*What the task requires*
Repeat the listing in full, preserving every character.

*Material provided*
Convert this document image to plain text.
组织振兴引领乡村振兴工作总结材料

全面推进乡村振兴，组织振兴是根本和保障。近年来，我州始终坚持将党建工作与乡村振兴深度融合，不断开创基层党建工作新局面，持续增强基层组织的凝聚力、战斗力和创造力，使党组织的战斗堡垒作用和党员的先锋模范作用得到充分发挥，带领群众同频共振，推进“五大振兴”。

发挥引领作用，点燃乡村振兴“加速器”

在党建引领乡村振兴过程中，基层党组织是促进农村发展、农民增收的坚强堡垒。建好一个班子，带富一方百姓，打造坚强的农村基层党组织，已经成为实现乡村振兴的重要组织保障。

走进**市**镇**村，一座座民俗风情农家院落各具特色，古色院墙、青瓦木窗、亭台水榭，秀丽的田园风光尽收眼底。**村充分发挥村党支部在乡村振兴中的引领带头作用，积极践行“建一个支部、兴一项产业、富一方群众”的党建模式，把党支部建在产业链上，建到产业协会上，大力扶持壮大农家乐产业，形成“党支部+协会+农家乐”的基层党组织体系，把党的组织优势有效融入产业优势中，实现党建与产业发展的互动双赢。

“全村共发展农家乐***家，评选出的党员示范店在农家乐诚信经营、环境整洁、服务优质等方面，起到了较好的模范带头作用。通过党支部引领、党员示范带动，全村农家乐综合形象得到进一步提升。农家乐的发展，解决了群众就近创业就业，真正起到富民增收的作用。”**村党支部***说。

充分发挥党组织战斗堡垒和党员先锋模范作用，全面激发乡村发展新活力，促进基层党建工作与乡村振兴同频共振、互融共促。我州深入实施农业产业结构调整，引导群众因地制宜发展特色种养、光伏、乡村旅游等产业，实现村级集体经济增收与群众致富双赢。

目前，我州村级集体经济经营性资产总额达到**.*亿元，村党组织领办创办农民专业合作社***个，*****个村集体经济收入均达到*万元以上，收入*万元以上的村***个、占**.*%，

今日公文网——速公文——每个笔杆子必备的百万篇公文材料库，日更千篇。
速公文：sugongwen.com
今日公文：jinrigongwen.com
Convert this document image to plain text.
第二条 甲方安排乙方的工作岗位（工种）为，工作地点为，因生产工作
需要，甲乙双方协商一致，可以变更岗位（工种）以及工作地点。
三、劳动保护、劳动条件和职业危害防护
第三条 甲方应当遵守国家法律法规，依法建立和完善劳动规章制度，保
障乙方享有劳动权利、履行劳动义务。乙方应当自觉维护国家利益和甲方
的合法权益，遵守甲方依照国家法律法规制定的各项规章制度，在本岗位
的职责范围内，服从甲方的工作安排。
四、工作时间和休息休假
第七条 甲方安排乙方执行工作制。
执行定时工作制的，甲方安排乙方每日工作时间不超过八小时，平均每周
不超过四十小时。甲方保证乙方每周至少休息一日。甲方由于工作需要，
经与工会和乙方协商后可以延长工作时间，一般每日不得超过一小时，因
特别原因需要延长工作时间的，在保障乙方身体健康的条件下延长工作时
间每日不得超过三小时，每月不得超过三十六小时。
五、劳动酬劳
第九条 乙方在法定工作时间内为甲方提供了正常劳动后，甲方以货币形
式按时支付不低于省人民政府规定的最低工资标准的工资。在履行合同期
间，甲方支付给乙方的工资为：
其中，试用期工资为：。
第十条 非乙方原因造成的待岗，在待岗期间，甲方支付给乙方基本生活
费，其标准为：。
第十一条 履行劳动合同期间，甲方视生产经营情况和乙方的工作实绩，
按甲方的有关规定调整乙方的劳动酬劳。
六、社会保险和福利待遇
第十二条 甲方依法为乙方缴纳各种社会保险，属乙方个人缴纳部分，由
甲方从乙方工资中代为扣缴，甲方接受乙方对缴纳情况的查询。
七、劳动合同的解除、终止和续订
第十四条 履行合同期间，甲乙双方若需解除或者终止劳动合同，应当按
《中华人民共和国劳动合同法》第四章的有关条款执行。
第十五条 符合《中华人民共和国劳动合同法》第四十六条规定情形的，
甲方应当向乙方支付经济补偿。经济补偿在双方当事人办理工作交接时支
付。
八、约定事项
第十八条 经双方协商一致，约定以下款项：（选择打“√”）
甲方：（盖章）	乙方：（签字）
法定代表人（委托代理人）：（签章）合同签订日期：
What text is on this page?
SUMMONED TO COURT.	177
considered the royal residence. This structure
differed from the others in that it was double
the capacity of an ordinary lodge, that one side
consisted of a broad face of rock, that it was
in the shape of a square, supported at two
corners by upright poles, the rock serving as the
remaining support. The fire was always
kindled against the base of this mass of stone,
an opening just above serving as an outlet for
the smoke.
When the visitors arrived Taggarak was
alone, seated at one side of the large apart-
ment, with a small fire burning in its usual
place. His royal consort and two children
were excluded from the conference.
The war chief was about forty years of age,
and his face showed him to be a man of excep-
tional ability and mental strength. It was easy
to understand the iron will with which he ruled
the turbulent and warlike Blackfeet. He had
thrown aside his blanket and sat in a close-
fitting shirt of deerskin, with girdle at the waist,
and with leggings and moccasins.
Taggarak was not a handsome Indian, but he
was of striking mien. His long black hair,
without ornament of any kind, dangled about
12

*Correct result*
Convert this document image to plain text.
组织振兴引领乡村振兴工作总结材料

全面推进乡村振兴，组织振兴是根本和保障。近年来，我州始终坚持将党建工作与乡村振兴深度融合，不断开创基层党建工作新局面，持续增强基层组织的凝聚力、战斗力和创造力，使党组织的战斗堡垒作用和党员的先锋模范作用得到充分发挥，带领群众同频共振，推进“五大振兴”。

发挥引领作用，点燃乡村振兴“加速器”

在党建引领乡村振兴过程中，基层党组织是促进农村发展、农民增收的坚强堡垒。建好一个班子，带富一方百姓，打造坚强的农村基层党组织，已经成为实现乡村振兴的重要组织保障。

走进**市**镇**村，一座座民俗风情农家院落各具特色，古色院墙、青瓦木窗、亭台水榭，秀丽的田园风光尽收眼底。**村充分发挥村党支部在乡村振兴中的引领带头作用，积极践行“建一个支部、兴一项产业、富一方群众”的党建模式，把党支部建在产业链上，建到产业协会上，大力扶持壮大农家乐产业，形成“党支部+协会+农家乐”的基层党组织体系，把党的组织优势有效融入产业优势中，实现党建与产业发展的互动双赢。

“全村共发展农家乐***家，评选出的党员示范店在农家乐诚信经营、环境整洁、服务优质等方面，起到了较好的模范带头作用。通过党支部引领、党员示范带动，全村农家乐综合形象得到进一步提升。农家乐的发展，解决了群众就近创业就业，真正起到富民增收的作用。”**村党支部***说。

充分发挥党组织战斗堡垒和党员先锋模范作用，全面激发乡村发展新活力，促进基层党建工作与乡村振兴同频共振、互融共促。我州深入实施农业产业结构调整，引导群众因地制宜发展特色种养、光伏、乡村旅游等产业，实现村级集体经济增收与群众致富双赢。

目前，我州村级集体经济经营性资产总额达到**.*亿元，村党组织领办创办农民专业合作社***个，*****个村集体经济收入均达到*万元以上，收入*万元以上的村***个、占**.*%，

今日公文网——速公文——每个笔杆子必备的百万篇公文材料库，日更千篇。
速公文：sugongwen.com
今日公文：jinrigongwen.com
Convert this document image to plain text.
第二条 甲方安排乙方的工作岗位（工种）为，工作地点为，因生产工作
需要，甲乙双方协商一致，可以变更岗位（工种）以及工作地点。
三、劳动保护、劳动条件和职业危害防护
第三条 甲方应当遵守国家法律法规，依法建立和完善劳动规章制度，保
障乙方享有劳动权利、履行劳动义务。乙方应当自觉维护国家利益和甲方
的合法权益，遵守甲方依照国家法律法规制定的各项规章制度，在本岗位
的职责范围内，服从甲方的工作安排。
四、工作时间和休息休假
第七条 甲方安排乙方执行工作制。
执行定时工作制的，甲方安排乙方每日工作时间不超过八小时，平均每周
不超过四十小时。甲方保证乙方每周至少休息一日。甲方由于工作需要，
经与工会和乙方协商后可以延长工作时间，一般每日不得超过一小时，因
特别原因需要延长工作时间的，在保障乙方身体健康的条件下延长工作时
间每日不得超过三小时，每月不得超过三十六小时。
五、劳动酬劳
第九条 乙方在法定工作时间内为甲方提供了正常劳动后，甲方以货币形
式按时支付不低于省人民政府规定的最低工资标准的工资。在履行合同期
间，甲方支付给乙方的工资为：
其中，试用期工资为：。
第十条 非乙方原因造成的待岗，在待岗期间，甲方支付给乙方基本生活
费，其标准为：。
第十一条 履行劳动合同期间，甲方视生产经营情况和乙方的工作实绩，
按甲方的有关规定调整乙方的劳动酬劳。
六、社会保险和福利待遇
第十二条 甲方依法为乙方缴纳各种社会保险，属乙方个人缴纳部分，由
甲方从乙方工资中代为扣缴，甲方接受乙方对缴纳情况的查询。
七、劳动合同的解除、终止和续订
第十四条 履行合同期间，甲乙双方若需解除或者终止劳动合同，应当按
《中华人民共和国劳动合同法》第四章的有关条款执行。
第十五条 符合《中华人民共和国劳动合同法》第四十六条规定情形的，
甲方应当向乙方支付经济补偿。经济补偿在双方当事人办理工作交接时支
付。
八、约定事项
第十八条 经双方协商一致，约定以下款项：（选择打“√”）
甲方：（盖章）	乙方：（签字）
法定代表人（委托代理人）：（签章）合同签订日期：
What text is on this page?
SUMMONED TO COURT.	177
considered the royal residence. This structure
differed from the others in that it was double
the capacity of an ordinary lodge, that one side
consisted of a broad face of rock, that it was
in the shape of a square, supported at two
corners by upright poles, the rock serving as the
remaining support. The fire was always
kindled against the base of this mass of stone,
an opening just above serving as an outlet for
the smoke.
When the visitors arrived Taggarak was
alone, seated at one side of the large apart-
ment, with a small fire burning in its usual
place. His royal consort and two children
were excluded from the conference.
The war chief was about forty years of age,
and his face showed him to be a man of excep-
tional ability and mental strength. It was easy
to understand the iron will with which he ruled
the turbulent and warlike Blackfeet. He had
thrown aside his blanket and sat in a close-
fitting shirt of deerskin, with girdle at the waist,
and with leggings and moccasins.
Taggarak was not a handsome Indian, but he
was of striking mien. His long black hair,
without ornament of any kind, dangled about
12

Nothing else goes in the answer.